SELECTED EXCERPT:
★ ★ ★ ★

Tel Aviv University and the Defense Ministry are collaborating on fast-track battlefield engineering problems, including solutions for booby traps, drone interception, adding night vision capabilities to mobile phone cameras, a USB phone charger for tanks, live video streaming for tactical dogs, and other applications. Unit 81, the IDF’s in-house tech unit (like Q-Branch of James Bond fame) has been broadly successful over a long period.
A new “tech commando unit” is being formed jointly by the army and a group of alums from the IDF’s main IT unit, the Center of Computing and Information Systems, better known by its Hebrew acronym MAMRAM. The unit provides the army with its IT infrastructure, data centers, servers, and other computing needs.
“It’s like the IDF’s AWS,” says Yossi Melamed, a MAMRAM grad, tech entrepreneur, and chairperson of the unit’s alumni association, referring to Amazon Web Services, the cloud service on which most startups run their businesses.
Together with around 500 alumni, Melamed is in the early stages of cobbling together a unit of talented reservist techies who team up to write code and develop apps based on the army’s needs. In wartime, reservists will be called up on emergency notices (Tzav 8), as some of them are now. The unit, which calls itself The Seventh, a reference to October 7, will report to the commanding officer of LOTEM, part of the army’s Teleprocessing Corps.
But these promising initiatives remain exceptions rather than a system-wide movement.
“Israel needs to bridge the divide between Startup Nation innovation and military might. If it does, it could emerge stronger and smarter. But tough bureaucracy can stifle the entire sector,” says Hamutal Meridor, a veteran of Unit 8200, serial founder, venture capitalist, and former general manager of American data analysis company Palantir’s Israel operation.
Israeli startups aren’t accustomed to being stifled. While military R&D has long underpinned Israel’s tech industry, defense tech has never been a big part of the ecosystem, says Meir Valman, author of an upcoming book “The Network Effect: The Origins of Israeli High Tech.”
“From the earliest days, the Defense Ministry preferred buying sophisticated equipment abroad and created a procurement network to do so. Early startups that tried to work with them often found it difficult due to this bias, as well as long decision times and frequently changed specs. Entrepreneurs found it easier to adapt army-learned tech to civilian markets,” Valman says.
Indeed, for the past two decades, the country’s tech industry boomed into the world’s third largest, and became Israel’s economic engine. Local and foreign VCs pumped money in at record levels and speeds. The government largely stayed out of their way. While other sectors boomed, defense tech wasn’t on many radars.

★ ★ ★ ★

EXTRACTED RECORDS:
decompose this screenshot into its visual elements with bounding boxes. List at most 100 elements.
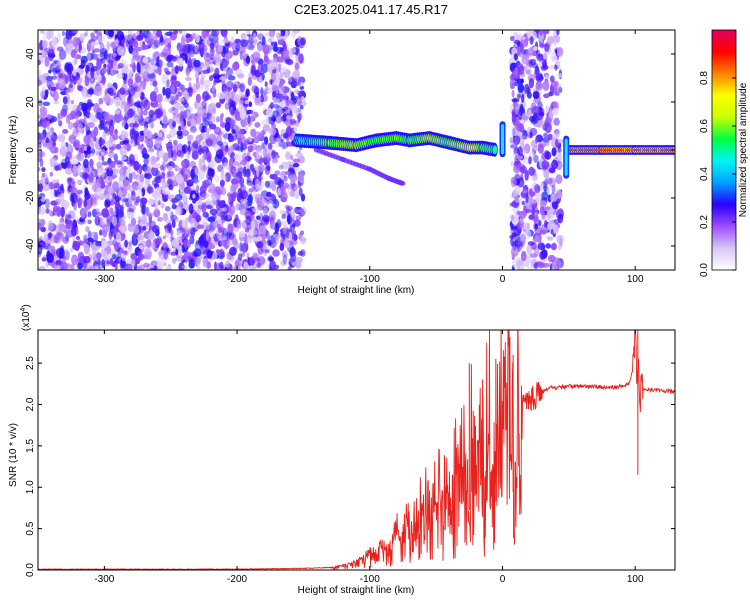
y-tick-label: -20 xyxy=(25,190,36,205)
noise-blob xyxy=(87,211,92,218)
noise-blob xyxy=(77,164,81,175)
spur-core xyxy=(564,138,568,176)
noise-blob xyxy=(192,199,197,204)
colorbar-tick-label: 0.6 xyxy=(699,119,710,133)
noise-blob xyxy=(533,236,540,243)
noise-blob xyxy=(168,118,174,124)
noise-blob xyxy=(144,165,152,176)
noise-blob xyxy=(218,250,226,257)
noise-blob xyxy=(76,179,83,185)
noise-blob xyxy=(287,213,292,225)
noise-blob xyxy=(285,206,294,211)
noise-blob xyxy=(539,250,546,260)
noise-blob xyxy=(45,137,49,144)
noise-blob xyxy=(97,53,105,59)
colorbar-tick-label: 0.8 xyxy=(699,71,710,85)
noise-blob xyxy=(212,251,218,260)
noise-blob xyxy=(97,259,101,270)
noise-blob xyxy=(529,132,533,139)
noise-blob xyxy=(237,162,242,174)
noise-blob xyxy=(252,253,260,263)
noise-blob xyxy=(254,122,261,128)
noise-blob xyxy=(552,107,559,116)
noise-blob xyxy=(243,120,248,127)
noise-blob xyxy=(184,108,191,120)
noise-blob xyxy=(289,224,296,232)
noise-blob xyxy=(57,133,66,143)
noise-blob xyxy=(162,86,166,96)
noise-blob xyxy=(187,140,192,146)
noise-blob xyxy=(48,245,56,251)
noise-blob xyxy=(70,226,77,237)
noise-blob xyxy=(219,240,228,246)
noise-blob xyxy=(181,254,187,261)
noise-blob xyxy=(51,37,58,48)
noise-blob xyxy=(162,241,168,250)
noise-blob xyxy=(243,166,247,177)
noise-blob xyxy=(153,39,160,48)
noise-blob xyxy=(252,32,257,42)
noise-blob xyxy=(163,37,172,47)
noise-blob xyxy=(148,148,155,153)
noise-blob xyxy=(154,202,158,213)
noise-blob xyxy=(277,56,286,63)
noise-blob xyxy=(150,65,158,70)
noise-blob xyxy=(541,211,546,220)
noise-blob xyxy=(237,152,242,163)
noise-blob xyxy=(278,164,284,170)
noise-blob xyxy=(206,198,211,203)
noise-blob xyxy=(209,208,218,216)
noise-blob xyxy=(120,158,125,168)
noise-blob xyxy=(255,149,263,160)
noise-blob xyxy=(38,201,42,207)
noise-blob xyxy=(66,61,73,72)
noise-blob xyxy=(516,60,520,68)
noise-blob xyxy=(190,120,196,131)
noise-blob xyxy=(272,249,280,257)
noise-blob xyxy=(269,214,275,224)
spur-core xyxy=(501,124,504,155)
noise-blob xyxy=(93,136,97,142)
noise-blob xyxy=(532,31,538,40)
noise-blob xyxy=(191,85,198,93)
noise-blob xyxy=(102,59,108,65)
noise-blob xyxy=(165,142,172,147)
noise-blob xyxy=(270,219,276,231)
noise-blob xyxy=(216,116,220,123)
noise-blob xyxy=(513,135,521,146)
noise-blob xyxy=(49,171,53,177)
noise-blob xyxy=(258,201,264,209)
noise-blob xyxy=(227,223,234,234)
noise-blob xyxy=(224,102,230,110)
noise-blob xyxy=(99,229,103,236)
noise-blob xyxy=(187,43,196,55)
spectrogram-x-ticks: -300 -200 -100 0 100 xyxy=(94,30,644,285)
noise-blob xyxy=(50,189,55,199)
noise-blob xyxy=(551,242,557,251)
noise-blob xyxy=(282,40,287,50)
noise-blob xyxy=(174,164,179,172)
y-tick-label: 0 xyxy=(25,147,36,153)
noise-blob xyxy=(53,99,59,105)
noise-blob xyxy=(69,186,78,194)
noise-blob xyxy=(85,218,89,224)
noise-blob xyxy=(554,64,558,71)
noise-blob xyxy=(166,61,174,68)
noise-blob xyxy=(204,127,210,132)
noise-blob xyxy=(283,132,289,139)
noise-blob xyxy=(107,186,114,194)
noise-blob xyxy=(231,41,237,51)
noise-blob xyxy=(271,173,278,180)
noise-blob xyxy=(41,117,48,128)
noise-blob xyxy=(83,243,90,255)
noise-blob xyxy=(254,178,261,189)
noise-blob xyxy=(557,213,564,224)
noise-blob xyxy=(100,151,106,156)
y-tick-label: 20 xyxy=(25,96,36,108)
x-tick-label: -200 xyxy=(227,274,247,285)
noise-blob xyxy=(539,30,543,36)
noise-blob xyxy=(229,246,237,256)
noise-blob xyxy=(101,166,105,178)
noise-blob xyxy=(279,209,285,215)
noise-blob xyxy=(267,255,273,263)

★ ★ ★ ★

AIM OF THE EXERCISE:
Pick up the passage on Israeli defense tech after its final sentence and continue it.

RESPONSE:
It didn’t help that the perception of the defense industry in Israel has been colored by the dominance of established contractors, which, like their counterparts in the US and elsewhere, were hardly thought of as nimble or entrepreneurial in spirit. Now, however, some of the best talent in Israel is flocking to the defense sector, says Meridor.
But that talent finds its path blocked by deep-rooted barriers. One insider recounts the frustration of seeing a project spiral in scope and complexity: “The problem is that once the person you closed with [on a deal] departs, someone new arrives who doesn’t agree with the project that has already been closed. You enter a spiral that’s very hard to get out of. Only big contractors can handle such engagements, often sourcing tech from small firms and doubling the price,” they say.
Post-October 7 shakeup
The fallout of October 7 will likely disrupt old patterns, especially in the short term.
“October 7 brought unprecedented transparency; it’s a game changer,” says Cohen, who is developing an AI-based counter-drone solution.
“Everyone saw what $300 RPGs and $5,000 drones did to Israel’s $1 billion wall and $5 million tanks. Hezbollah’s drones openly violate our borders daily. It’s out in the open; nobody can deny the need now. This could be a chance for true disruption by innovative defense startups,” says Cohen, who is launching a new defense startup of his own.
Those startups’ most immediate challenge is proof of concept validation. Access to field units is limited. Often, the army and buyers lack in-house professionals to give feedback.
“You need someone who understands both security and business; it’s very hard to find,” says an entrepreneur who has struggled with defense establishment procurement.

Navigating complex defense procurement and export regulations isn’t unique to Israel. Even well-funded US success stories like Anduril and Palantir have grappled with their defense sector’s complexities. Yet Israel’s system seems ironically ill-equipped for rapid battlefield innovation, despite abundant local talent and a live-testing environment.
Some entrepreneurs chafe at a “culture of over-classification,” where tech, operational requirements, and units are shrouded in secrecy. This hinders startups’ ability to test concepts and leverage innovations commercially. A reservist focusing on visual intelligence recounts being unable to provide commanders with all available intel, not due to lack of it, but because of over-siloing.
“Some intel is so secret and complex even I can’t know the source, let alone download it onto a map for a commander in Gaza,” he says. “I’m a reservist. I care about the units — they could be my family. The clearance is secondary. I want to give them everything. Think about it: forces went in without full intel because of a clearance process.”
The problem with Gaza’s vast underground tunnel network is another acute example. Hamas covers its tunnel shafts with sand and other materials, hiding their existence from visual intelligence collection methods. But tunnels need infrastructure, which can leave signs.
“The army didn’t go outside to startups that know how to quickly develop solutions for things like detecting air ducts, water drains, and electricity lines. There wasn’t one address for this, like there is for hostages. Different units worked separately. We made mistakes with tunnels,” the reservist claims. “It’s still operating like this.”
Secrecy and bureaucracy are tough. So is intellectual property. Startups must disclose sensitive information to RFIs, risking exposure. They walk a tightrope between IP protection and RFI demands. And RFIs don’t guarantee follow-on engagement.
“IP becomes a double-edged sword in defense,” an insider notes. “What’s enough for a VC’s diligence should be enough for the establishment.”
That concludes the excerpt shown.